* [Exercise details] Give back the full listing verbatim, apart from its images.

* [Material shown]
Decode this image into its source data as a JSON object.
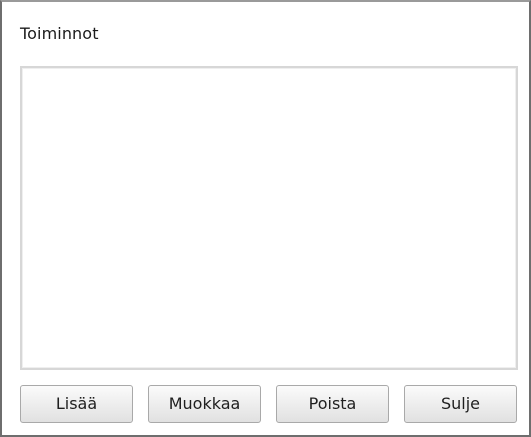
{
  "window": {
    "title": "Toiminnot"
  },
  "list": {
    "items": []
  },
  "buttons": {
    "add": "Lisää",
    "edit": "Muokkaa",
    "delete": "Poista",
    "close": "Sulje"
  }
}
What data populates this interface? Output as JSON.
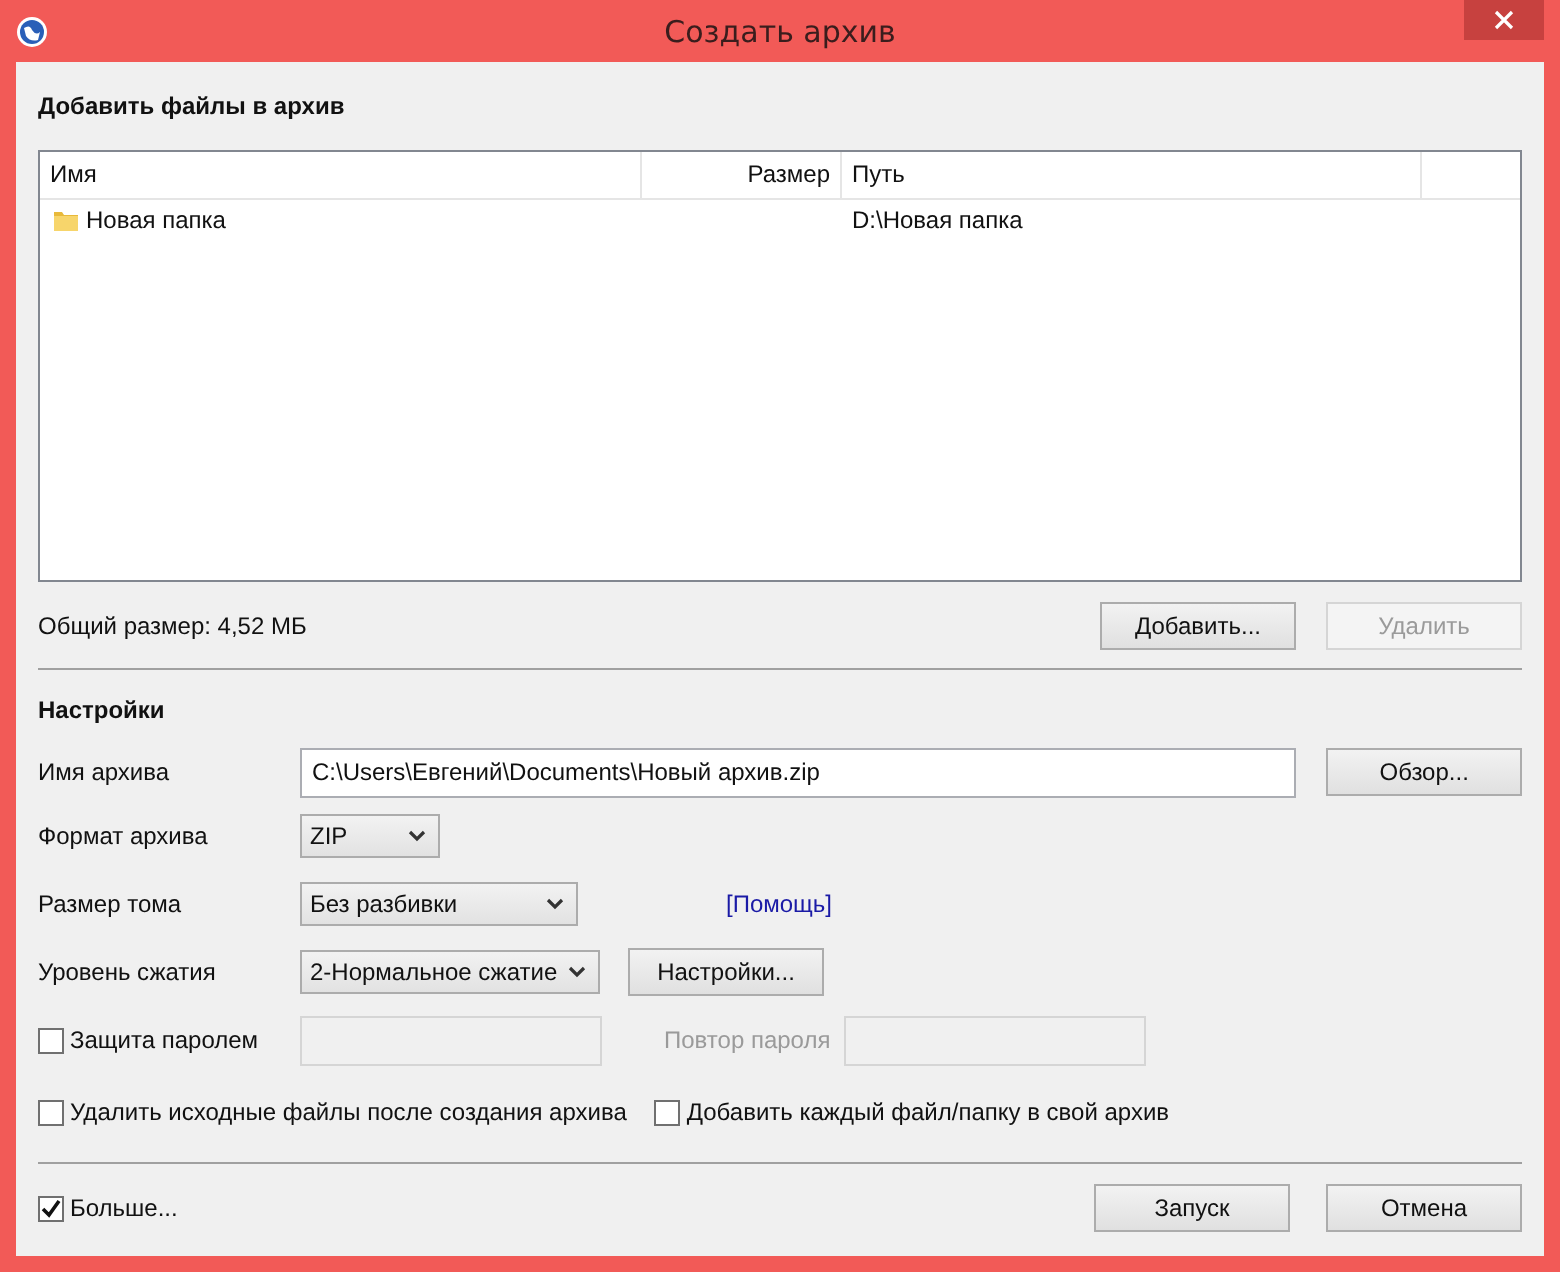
{
  "window": {
    "title": "Создать архив"
  },
  "files": {
    "heading": "Добавить файлы в архив",
    "columns": [
      {
        "label": "Имя"
      },
      {
        "label": "Размер"
      },
      {
        "label": "Путь"
      }
    ],
    "rows": [
      {
        "kind": "folder",
        "name": "Новая папка",
        "path": "D:\\Новая папка"
      }
    ],
    "total_size": "Общий размер: 4,52 МБ",
    "buttons": [
      {
        "label": "Добавить...",
        "disabled": false
      },
      {
        "label": "Удалить",
        "disabled": true
      }
    ]
  },
  "settings": {
    "heading": "Настройки",
    "archive_name": {
      "label": "Имя архива",
      "value": "C:\\Users\\Евгений\\Documents\\Новый архив.zip",
      "button": "Обзор..."
    },
    "format": {
      "label": "Формат архива",
      "value": "ZIP"
    },
    "volume_size": {
      "label": "Размер тома",
      "value": "Без разбивки",
      "link": "[Помощь]"
    },
    "compression": {
      "label": "Уровень сжатия",
      "value": "2-Нормальное сжатие",
      "button": "Настройки..."
    },
    "password": {
      "label": "Защита паролем",
      "checked": false,
      "repeat_label": "Повтор пароля",
      "disabled": true
    },
    "options": [
      {
        "label": "Удалить исходные файлы после создания архива",
        "checked": false
      },
      {
        "label": "Добавить каждый файл/папку в свой архив",
        "checked": false
      }
    ]
  },
  "footer": {
    "more": {
      "label": "Больше...",
      "checked": true
    },
    "buttons": [
      {
        "label": "Запуск"
      },
      {
        "label": "Отмена"
      }
    ]
  }
}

* [Final result]
Decode this image into its source data as a JSON object.
{
  "window": {
    "title": "Toiminnot"
  },
  "list": {
    "items": []
  },
  "buttons": {
    "add": "Lisää",
    "edit": "Muokkaa",
    "delete": "Poista",
    "close": "Sulje"
  }
}
What data populates this interface? Output as JSON.
{
  "window": {
    "title": "Создать архив"
  },
  "files": {
    "heading": "Добавить файлы в архив",
    "columns": [
      {
        "label": "Имя"
      },
      {
        "label": "Размер"
      },
      {
        "label": "Путь"
      }
    ],
    "rows": [
      {
        "kind": "folder",
        "name": "Новая папка",
        "path": "D:\\Новая папка"
      }
    ],
    "total_size": "Общий размер: 4,52 МБ",
    "buttons": [
      {
        "label": "Добавить...",
        "disabled": false
      },
      {
        "label": "Удалить",
        "disabled": true
      }
    ]
  },
  "settings": {
    "heading": "Настройки",
    "archive_name": {
      "label": "Имя архива",
      "value": "C:\\Users\\Евгений\\Documents\\Новый архив.zip",
      "button": "Обзор..."
    },
    "format": {
      "label": "Формат архива",
      "value": "ZIP"
    },
    "volume_size": {
      "label": "Размер тома",
      "value": "Без разбивки",
      "link": "[Помощь]"
    },
    "compression": {
      "label": "Уровень сжатия",
      "value": "2-Нормальное сжатие",
      "button": "Настройки..."
    },
    "password": {
      "label": "Защита паролем",
      "checked": false,
      "repeat_label": "Повтор пароля",
      "disabled": true
    },
    "options": [
      {
        "label": "Удалить исходные файлы после создания архива",
        "checked": false
      },
      {
        "label": "Добавить каждый файл/папку в свой архив",
        "checked": false
      }
    ]
  },
  "footer": {
    "more": {
      "label": "Больше...",
      "checked": true
    },
    "buttons": [
      {
        "label": "Запуск"
      },
      {
        "label": "Отмена"
      }
    ]
  }
}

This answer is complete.